* Required task:
Retype the records below exactly as they appear.

* Recorded data:
----------
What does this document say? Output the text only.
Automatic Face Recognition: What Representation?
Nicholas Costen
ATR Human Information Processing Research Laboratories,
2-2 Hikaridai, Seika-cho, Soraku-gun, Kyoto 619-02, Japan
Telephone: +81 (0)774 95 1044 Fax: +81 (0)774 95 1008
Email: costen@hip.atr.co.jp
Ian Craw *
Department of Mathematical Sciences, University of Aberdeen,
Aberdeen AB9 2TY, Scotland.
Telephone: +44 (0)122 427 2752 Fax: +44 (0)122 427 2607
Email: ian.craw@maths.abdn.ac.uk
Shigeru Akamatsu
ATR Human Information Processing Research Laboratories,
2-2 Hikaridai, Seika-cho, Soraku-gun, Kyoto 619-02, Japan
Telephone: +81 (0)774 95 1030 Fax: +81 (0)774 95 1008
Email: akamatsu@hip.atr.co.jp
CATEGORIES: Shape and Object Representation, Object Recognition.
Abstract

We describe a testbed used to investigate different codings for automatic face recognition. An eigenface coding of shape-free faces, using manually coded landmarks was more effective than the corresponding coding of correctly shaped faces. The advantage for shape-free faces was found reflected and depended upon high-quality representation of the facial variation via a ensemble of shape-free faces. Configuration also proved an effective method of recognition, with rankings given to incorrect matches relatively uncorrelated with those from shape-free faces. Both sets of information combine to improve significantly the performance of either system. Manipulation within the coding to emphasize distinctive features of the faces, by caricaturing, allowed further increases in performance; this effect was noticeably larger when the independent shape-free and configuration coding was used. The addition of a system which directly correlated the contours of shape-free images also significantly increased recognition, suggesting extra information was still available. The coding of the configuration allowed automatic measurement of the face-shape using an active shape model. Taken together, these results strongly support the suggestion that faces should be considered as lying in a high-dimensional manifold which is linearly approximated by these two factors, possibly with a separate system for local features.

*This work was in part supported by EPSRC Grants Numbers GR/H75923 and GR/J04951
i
----------
* Solution below:
What does this document say? Output the text only.
Automatic Face Recognition: What Representation?
Nicholas Costen
ATR Human Information Processing Research Laboratories,
2-2 Hikaridai, Seika-cho, Soraku-gun, Kyoto 619-02, Japan
Telephone: +81 (0)774 95 1044 Fax: +81 (0)774 95 1008
Email: costen@hip.atr.co.jp
Ian Craw *
Department of Mathematical Sciences, University of Aberdeen,
Aberdeen AB9 2TY, Scotland.
Telephone: +44 (0)122 427 2752 Fax: +44 (0)122 427 2607
Email: ian.craw@maths.abdn.ac.uk
Shigeru Akamatsu
ATR Human Information Processing Research Laboratories,
2-2 Hikaridai, Seika-cho, Soraku-gun, Kyoto 619-02, Japan
Telephone: +81 (0)774 95 1030 Fax: +81 (0)774 95 1008
Email: akamatsu@hip.atr.co.jp
CATEGORIES: Shape and Object Representation, Object Recognition.
Abstract

We describe a testbed used to investigate different codings for automatic face recognition. An eigenface coding of shape-free faces, using manually coded landmarks was more effective than the corresponding coding of correctly shaped faces. The advantage for shape-free faces was found reflected and depended upon high-quality representation of the facial variation via a ensemble of shape-free faces. Configuration also proved an effective method of recognition, with rankings given to incorrect matches relatively uncorrelated with those from shape-free faces. Both sets of information combine to improve significantly the performance of either system. Manipulation within the coding to emphasize distinctive features of the faces, by caricaturing, allowed further increases in performance; this effect was noticeably larger when the independent shape-free and configuration coding was used. The addition of a system which directly correlated the contours of shape-free images also significantly increased recognition, suggesting extra information was still available. The coding of the configuration allowed automatic measurement of the face-shape using an active shape model. Taken together, these results strongly support the suggestion that faces should be considered as lying in a high-dimensional manifold which is linearly approximated by these two factors, possibly with a separate system for local features.

*This work was in part supported by EPSRC Grants Numbers GR/H75923 and GR/J04951
i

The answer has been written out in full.